[DATA SUPPLIED start]

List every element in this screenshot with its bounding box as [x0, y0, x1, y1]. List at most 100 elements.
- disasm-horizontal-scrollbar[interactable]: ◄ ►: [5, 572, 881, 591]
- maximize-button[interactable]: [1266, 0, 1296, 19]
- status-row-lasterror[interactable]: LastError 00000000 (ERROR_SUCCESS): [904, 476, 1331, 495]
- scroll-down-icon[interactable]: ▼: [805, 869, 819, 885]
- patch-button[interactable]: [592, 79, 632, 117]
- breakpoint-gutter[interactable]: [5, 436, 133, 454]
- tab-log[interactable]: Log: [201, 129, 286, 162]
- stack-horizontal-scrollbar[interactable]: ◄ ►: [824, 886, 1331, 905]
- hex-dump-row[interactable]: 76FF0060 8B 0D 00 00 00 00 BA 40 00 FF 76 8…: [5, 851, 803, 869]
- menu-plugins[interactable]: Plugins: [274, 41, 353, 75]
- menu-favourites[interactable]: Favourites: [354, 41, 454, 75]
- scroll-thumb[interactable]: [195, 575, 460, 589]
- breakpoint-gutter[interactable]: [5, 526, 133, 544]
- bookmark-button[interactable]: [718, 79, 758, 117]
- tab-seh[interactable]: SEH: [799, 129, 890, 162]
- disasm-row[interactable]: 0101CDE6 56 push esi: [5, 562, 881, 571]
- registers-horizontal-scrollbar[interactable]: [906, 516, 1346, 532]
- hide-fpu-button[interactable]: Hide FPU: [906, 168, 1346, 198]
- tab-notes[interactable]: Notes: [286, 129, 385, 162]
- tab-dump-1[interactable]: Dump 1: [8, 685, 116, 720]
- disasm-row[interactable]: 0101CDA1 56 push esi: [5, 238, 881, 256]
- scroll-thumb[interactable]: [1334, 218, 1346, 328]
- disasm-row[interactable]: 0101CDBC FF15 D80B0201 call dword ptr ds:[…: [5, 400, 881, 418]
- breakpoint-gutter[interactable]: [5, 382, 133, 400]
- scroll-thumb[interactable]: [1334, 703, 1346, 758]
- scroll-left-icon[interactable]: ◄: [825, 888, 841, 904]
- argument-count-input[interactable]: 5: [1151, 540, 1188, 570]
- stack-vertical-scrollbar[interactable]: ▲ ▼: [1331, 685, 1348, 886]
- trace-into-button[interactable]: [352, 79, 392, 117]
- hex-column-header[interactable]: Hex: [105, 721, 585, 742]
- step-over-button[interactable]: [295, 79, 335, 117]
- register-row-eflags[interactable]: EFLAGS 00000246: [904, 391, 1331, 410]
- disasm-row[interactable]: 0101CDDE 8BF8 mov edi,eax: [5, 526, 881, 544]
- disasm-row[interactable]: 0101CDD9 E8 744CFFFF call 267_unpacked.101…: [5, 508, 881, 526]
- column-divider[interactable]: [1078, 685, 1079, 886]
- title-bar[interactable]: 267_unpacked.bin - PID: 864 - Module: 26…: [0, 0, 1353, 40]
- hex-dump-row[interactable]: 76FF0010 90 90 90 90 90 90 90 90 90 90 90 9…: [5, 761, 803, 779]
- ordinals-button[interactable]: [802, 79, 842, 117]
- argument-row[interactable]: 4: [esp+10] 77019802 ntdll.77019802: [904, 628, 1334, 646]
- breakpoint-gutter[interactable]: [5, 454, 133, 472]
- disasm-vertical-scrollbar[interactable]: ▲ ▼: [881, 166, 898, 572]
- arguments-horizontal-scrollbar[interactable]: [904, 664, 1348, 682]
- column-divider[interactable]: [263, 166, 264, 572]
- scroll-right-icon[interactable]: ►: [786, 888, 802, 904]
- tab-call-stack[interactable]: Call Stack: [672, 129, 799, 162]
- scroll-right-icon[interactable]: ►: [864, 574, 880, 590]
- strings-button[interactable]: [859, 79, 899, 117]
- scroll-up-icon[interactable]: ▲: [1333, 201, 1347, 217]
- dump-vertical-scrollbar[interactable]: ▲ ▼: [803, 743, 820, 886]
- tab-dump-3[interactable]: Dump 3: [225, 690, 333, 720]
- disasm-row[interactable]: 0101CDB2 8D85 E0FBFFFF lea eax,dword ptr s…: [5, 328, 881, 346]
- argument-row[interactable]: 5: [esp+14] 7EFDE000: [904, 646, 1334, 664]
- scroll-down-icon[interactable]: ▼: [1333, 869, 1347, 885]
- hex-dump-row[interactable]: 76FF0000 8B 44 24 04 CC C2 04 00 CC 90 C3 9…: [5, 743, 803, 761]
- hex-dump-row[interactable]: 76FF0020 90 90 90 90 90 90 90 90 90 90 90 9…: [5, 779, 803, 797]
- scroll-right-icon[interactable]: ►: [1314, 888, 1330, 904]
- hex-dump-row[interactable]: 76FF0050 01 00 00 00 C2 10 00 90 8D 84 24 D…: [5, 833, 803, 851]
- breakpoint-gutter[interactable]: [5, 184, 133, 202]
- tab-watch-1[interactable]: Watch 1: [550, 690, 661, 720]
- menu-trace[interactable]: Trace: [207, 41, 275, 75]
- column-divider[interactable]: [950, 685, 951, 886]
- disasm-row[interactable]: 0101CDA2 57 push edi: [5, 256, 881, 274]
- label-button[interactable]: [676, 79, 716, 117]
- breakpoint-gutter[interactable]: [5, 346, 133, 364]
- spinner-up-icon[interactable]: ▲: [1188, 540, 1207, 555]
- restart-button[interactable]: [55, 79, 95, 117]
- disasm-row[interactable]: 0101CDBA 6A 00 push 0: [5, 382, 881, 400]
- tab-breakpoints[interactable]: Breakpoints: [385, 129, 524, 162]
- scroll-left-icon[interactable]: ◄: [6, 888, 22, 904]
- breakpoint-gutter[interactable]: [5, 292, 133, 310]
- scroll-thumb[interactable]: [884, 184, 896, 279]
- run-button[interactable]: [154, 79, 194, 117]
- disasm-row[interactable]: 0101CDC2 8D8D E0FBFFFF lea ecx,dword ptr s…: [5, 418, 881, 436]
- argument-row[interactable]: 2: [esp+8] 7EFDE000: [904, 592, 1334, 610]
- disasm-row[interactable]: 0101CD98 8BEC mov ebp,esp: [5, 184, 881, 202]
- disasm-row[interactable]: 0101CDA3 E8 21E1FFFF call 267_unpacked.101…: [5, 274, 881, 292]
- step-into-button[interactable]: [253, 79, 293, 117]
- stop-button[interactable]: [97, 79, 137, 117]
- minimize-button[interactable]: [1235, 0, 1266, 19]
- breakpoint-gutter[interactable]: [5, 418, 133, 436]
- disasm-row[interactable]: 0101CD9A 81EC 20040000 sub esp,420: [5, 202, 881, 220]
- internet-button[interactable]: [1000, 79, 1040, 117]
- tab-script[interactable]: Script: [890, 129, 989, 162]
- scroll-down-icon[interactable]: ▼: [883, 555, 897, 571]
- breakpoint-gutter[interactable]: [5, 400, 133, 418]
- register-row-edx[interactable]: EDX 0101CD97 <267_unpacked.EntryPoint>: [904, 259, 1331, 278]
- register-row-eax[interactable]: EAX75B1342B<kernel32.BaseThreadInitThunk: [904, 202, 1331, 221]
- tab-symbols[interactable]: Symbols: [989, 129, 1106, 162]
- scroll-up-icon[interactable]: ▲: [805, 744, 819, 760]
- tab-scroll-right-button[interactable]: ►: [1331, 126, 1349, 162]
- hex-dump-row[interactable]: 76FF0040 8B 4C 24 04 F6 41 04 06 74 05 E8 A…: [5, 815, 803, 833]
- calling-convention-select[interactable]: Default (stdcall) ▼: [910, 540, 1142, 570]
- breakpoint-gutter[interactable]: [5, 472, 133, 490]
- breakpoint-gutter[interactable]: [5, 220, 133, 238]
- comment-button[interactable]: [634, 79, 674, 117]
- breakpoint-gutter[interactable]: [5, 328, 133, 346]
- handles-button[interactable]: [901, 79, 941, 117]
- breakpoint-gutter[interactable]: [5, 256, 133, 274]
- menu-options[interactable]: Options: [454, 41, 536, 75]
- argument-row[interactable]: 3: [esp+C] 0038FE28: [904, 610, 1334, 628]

[DATA SUPPLIED end]

▶ _WHAT YOU WILL DO_:
Reproduce verbatim every line of the material from its first line through the line containing "- hide-fpu-button[interactable]: Hide", both ends included.

▶ _EXERCISE ANSWER_:
List every element in this screenshot with its bounding box as [x0, y0, x1, y1]. List at most 100 elements.
- disasm-horizontal-scrollbar[interactable]: ◄ ►: [5, 572, 881, 591]
- maximize-button[interactable]: [1266, 0, 1296, 19]
- status-row-lasterror[interactable]: LastError 00000000 (ERROR_SUCCESS): [904, 476, 1331, 495]
- scroll-down-icon[interactable]: ▼: [805, 869, 819, 885]
- patch-button[interactable]: [592, 79, 632, 117]
- breakpoint-gutter[interactable]: [5, 436, 133, 454]
- tab-log[interactable]: Log: [201, 129, 286, 162]
- stack-horizontal-scrollbar[interactable]: ◄ ►: [824, 886, 1331, 905]
- hex-dump-row[interactable]: 76FF0060 8B 0D 00 00 00 00 BA 40 00 FF 76 8…: [5, 851, 803, 869]
- menu-plugins[interactable]: Plugins: [274, 41, 353, 75]
- menu-favourites[interactable]: Favourites: [354, 41, 454, 75]
- scroll-thumb[interactable]: [195, 575, 460, 589]
- breakpoint-gutter[interactable]: [5, 526, 133, 544]
- bookmark-button[interactable]: [718, 79, 758, 117]
- tab-seh[interactable]: SEH: [799, 129, 890, 162]
- disasm-row[interactable]: 0101CDE6 56 push esi: [5, 562, 881, 571]
- registers-horizontal-scrollbar[interactable]: [906, 516, 1346, 532]
- hide-fpu-button[interactable]: Hide FPU: [906, 168, 1346, 198]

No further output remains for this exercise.